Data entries
* * * *

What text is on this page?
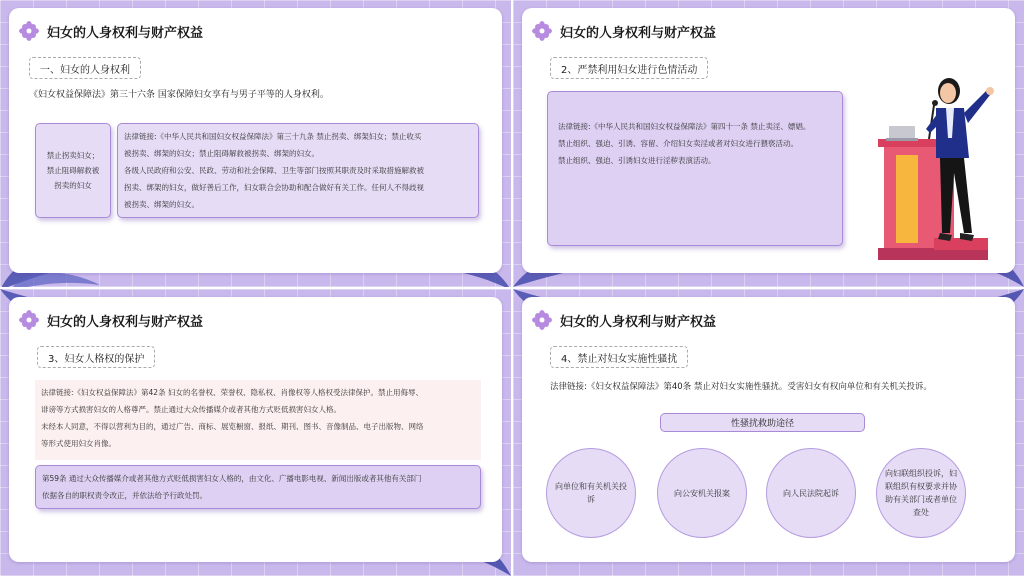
妇女的人身权利与财产权益
一、妇女的人身权利
《妇女权益保障法》第三十六条 国家保障妇女享有与男子平等的人身权利。
禁止拐卖妇女；
禁止阻碍解救被
拐卖的妇女
法律链接:《中华人民共和国妇女权益保障法》第三十九条 禁止拐卖、绑架妇女；禁止收买
被拐卖、绑架的妇女；禁止阻碍解救被拐卖、绑架的妇女。
各级人民政府和公安、民政、劳动和社会保障、卫生等部门按照其职责及时采取措施解救被
拐卖、绑架的妇女，做好善后工作，妇女联合会协助和配合做好有关工作。任何人不得歧视
被拐卖、绑架的妇女。
妇女的人身权利与财产权益
2、严禁利用妇女进行色情活动
法律链接:《中华人民共和国妇女权益保障法》第四十一条 禁止卖淫、嫖娼。
禁止组织、强迫、引诱、容留、介绍妇女卖淫或者对妇女进行猥亵活动。
禁止组织、强迫、引诱妇女进行淫秽表演活动。
妇女的人身权利与财产权益
3、妇女人格权的保护
法律链接:《妇女权益保障法》第42条 妇女的名誉权、荣誉权、隐私权、肖像权等人格权受法律保护。禁止用侮辱、
诽谤等方式损害妇女的人格尊严。禁止通过大众传播媒介或者其他方式贬低损害妇女人格。
未经本人同意，不得以营利为目的，通过广告、商标、展览橱窗、报纸、期刊、图书、音像制品、电子出版物、网络
等形式使用妇女肖像。
第59条 通过大众传播媒介或者其他方式贬低损害妇女人格的，由文化、广播电影电视、新闻出版或者其他有关部门
依据各自的职权责令改正，并依法给予行政处罚。
妇女的人身权利与财产权益
4、禁止对妇女实施性骚扰
法律链接:《妇女权益保障法》第40条 禁止对妇女实施性骚扰。受害妇女有权向单位和有关机关投诉。
性骚扰救助途径
向单位和有关机关投诉
向公安机关报案	向人民法院起诉
向妇联组织投诉，妇联组织有权要求并协助有关部门或者单位查处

* * * *

- Problem to work on -
Repeat the data in full and exactly. Omit pictures.

- Result for this exercise -
What text is on this page?
妇女的人身权利与财产权益
一、妇女的人身权利
《妇女权益保障法》第三十六条 国家保障妇女享有与男子平等的人身权利。
禁止拐卖妇女；
禁止阻碍解救被
拐卖的妇女
法律链接:《中华人民共和国妇女权益保障法》第三十九条 禁止拐卖、绑架妇女；禁止收买
被拐卖、绑架的妇女；禁止阻碍解救被拐卖、绑架的妇女。
各级人民政府和公安、民政、劳动和社会保障、卫生等部门按照其职责及时采取措施解救被
拐卖、绑架的妇女，做好善后工作，妇女联合会协助和配合做好有关工作。任何人不得歧视
被拐卖、绑架的妇女。
妇女的人身权利与财产权益
2、严禁利用妇女进行色情活动
法律链接:《中华人民共和国妇女权益保障法》第四十一条 禁止卖淫、嫖娼。
禁止组织、强迫、引诱、容留、介绍妇女卖淫或者对妇女进行猥亵活动。
禁止组织、强迫、引诱妇女进行淫秽表演活动。
妇女的人身权利与财产权益
3、妇女人格权的保护
法律链接:《妇女权益保障法》第42条 妇女的名誉权、荣誉权、隐私权、肖像权等人格权受法律保护。禁止用侮辱、
诽谤等方式损害妇女的人格尊严。禁止通过大众传播媒介或者其他方式贬低损害妇女人格。
未经本人同意，不得以营利为目的，通过广告、商标、展览橱窗、报纸、期刊、图书、音像制品、电子出版物、网络
等形式使用妇女肖像。
第59条 通过大众传播媒介或者其他方式贬低损害妇女人格的，由文化、广播电影电视、新闻出版或者其他有关部门
依据各自的职权责令改正，并依法给予行政处罚。
妇女的人身权利与财产权益
4、禁止对妇女实施性骚扰
法律链接:《妇女权益保障法》第40条 禁止对妇女实施性骚扰。受害妇女有权向单位和有关机关投诉。
性骚扰救助途径
向单位和有关机关投诉
向公安机关报案	向人民法院起诉
向妇联组织投诉，妇联组织有权要求并协助有关部门或者单位查处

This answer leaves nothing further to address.